WHAT NEEDS TO BE DONE: Quote the items word for word, from the start up to and including the line that contains "table-header-place: Place for".

** Start of MATERIAL FOR THE TASK **

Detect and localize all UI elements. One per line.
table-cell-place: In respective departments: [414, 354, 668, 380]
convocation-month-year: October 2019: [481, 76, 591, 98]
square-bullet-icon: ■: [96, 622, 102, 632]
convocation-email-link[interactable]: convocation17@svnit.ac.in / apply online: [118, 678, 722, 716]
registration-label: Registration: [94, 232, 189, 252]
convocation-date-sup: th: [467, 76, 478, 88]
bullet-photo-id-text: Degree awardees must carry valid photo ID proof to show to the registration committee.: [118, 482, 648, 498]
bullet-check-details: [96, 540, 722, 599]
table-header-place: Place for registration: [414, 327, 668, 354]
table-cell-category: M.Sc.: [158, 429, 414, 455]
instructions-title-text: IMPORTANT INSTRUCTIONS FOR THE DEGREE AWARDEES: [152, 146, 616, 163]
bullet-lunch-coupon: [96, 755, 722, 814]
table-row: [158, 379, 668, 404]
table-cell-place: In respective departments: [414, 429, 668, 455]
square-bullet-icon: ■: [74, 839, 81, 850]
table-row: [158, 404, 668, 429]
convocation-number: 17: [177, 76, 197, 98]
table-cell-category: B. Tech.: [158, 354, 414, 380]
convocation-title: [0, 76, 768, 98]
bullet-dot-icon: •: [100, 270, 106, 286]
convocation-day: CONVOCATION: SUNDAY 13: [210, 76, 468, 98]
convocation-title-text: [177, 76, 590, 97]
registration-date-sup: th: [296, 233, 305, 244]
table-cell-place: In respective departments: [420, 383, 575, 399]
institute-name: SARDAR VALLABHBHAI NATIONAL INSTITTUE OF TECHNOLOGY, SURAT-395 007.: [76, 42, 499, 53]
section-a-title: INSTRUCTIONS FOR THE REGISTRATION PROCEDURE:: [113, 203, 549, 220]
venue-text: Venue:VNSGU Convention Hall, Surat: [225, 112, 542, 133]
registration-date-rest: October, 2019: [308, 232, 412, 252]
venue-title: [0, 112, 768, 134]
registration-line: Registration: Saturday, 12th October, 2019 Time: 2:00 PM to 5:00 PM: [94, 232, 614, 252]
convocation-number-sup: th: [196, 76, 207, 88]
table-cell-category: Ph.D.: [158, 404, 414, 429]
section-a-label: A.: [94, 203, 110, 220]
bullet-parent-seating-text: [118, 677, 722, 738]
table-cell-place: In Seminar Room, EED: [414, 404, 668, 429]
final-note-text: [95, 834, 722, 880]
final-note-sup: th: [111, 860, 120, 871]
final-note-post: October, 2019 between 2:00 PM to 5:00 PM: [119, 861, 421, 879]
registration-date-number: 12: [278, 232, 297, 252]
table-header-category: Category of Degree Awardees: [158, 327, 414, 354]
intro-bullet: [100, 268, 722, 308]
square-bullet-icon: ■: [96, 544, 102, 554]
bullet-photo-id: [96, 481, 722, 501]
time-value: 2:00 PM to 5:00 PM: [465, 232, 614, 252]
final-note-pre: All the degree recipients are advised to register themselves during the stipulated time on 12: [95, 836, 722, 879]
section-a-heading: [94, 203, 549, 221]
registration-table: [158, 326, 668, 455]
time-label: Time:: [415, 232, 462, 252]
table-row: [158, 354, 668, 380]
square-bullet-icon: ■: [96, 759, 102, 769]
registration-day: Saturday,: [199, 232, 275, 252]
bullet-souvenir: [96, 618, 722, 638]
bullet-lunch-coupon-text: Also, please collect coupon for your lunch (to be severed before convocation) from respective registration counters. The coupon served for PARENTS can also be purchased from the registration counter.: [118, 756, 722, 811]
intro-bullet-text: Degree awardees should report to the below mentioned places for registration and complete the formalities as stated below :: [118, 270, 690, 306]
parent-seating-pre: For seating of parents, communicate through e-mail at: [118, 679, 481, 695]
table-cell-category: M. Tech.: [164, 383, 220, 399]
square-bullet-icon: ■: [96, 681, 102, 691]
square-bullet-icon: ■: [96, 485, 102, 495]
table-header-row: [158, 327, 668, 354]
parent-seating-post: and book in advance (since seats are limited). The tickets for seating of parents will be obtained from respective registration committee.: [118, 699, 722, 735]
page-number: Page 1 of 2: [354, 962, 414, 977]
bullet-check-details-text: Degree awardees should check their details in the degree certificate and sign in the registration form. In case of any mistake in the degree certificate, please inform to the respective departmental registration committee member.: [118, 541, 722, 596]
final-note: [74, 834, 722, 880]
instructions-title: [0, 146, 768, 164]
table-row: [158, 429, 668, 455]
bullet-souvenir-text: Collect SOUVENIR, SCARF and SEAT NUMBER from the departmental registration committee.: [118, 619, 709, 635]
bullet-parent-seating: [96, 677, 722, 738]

** End of MATERIAL FOR THE TASK **

RESPONSE FOR THIS EXERCISE:
Detect and localize all UI elements. One per line.
table-cell-place: In respective departments: [414, 354, 668, 380]
convocation-month-year: October 2019: [481, 76, 591, 98]
square-bullet-icon: ■: [96, 622, 102, 632]
convocation-email-link[interactable]: convocation17@svnit.ac.in / apply online: [118, 678, 722, 716]
registration-label: Registration: [94, 232, 189, 252]
convocation-date-sup: th: [467, 76, 478, 88]
bullet-photo-id-text: Degree awardees must carry valid photo ID proof to show to the registration committee.: [118, 482, 648, 498]
bullet-check-details: [96, 540, 722, 599]
table-header-place: Place for registration: [414, 327, 668, 354]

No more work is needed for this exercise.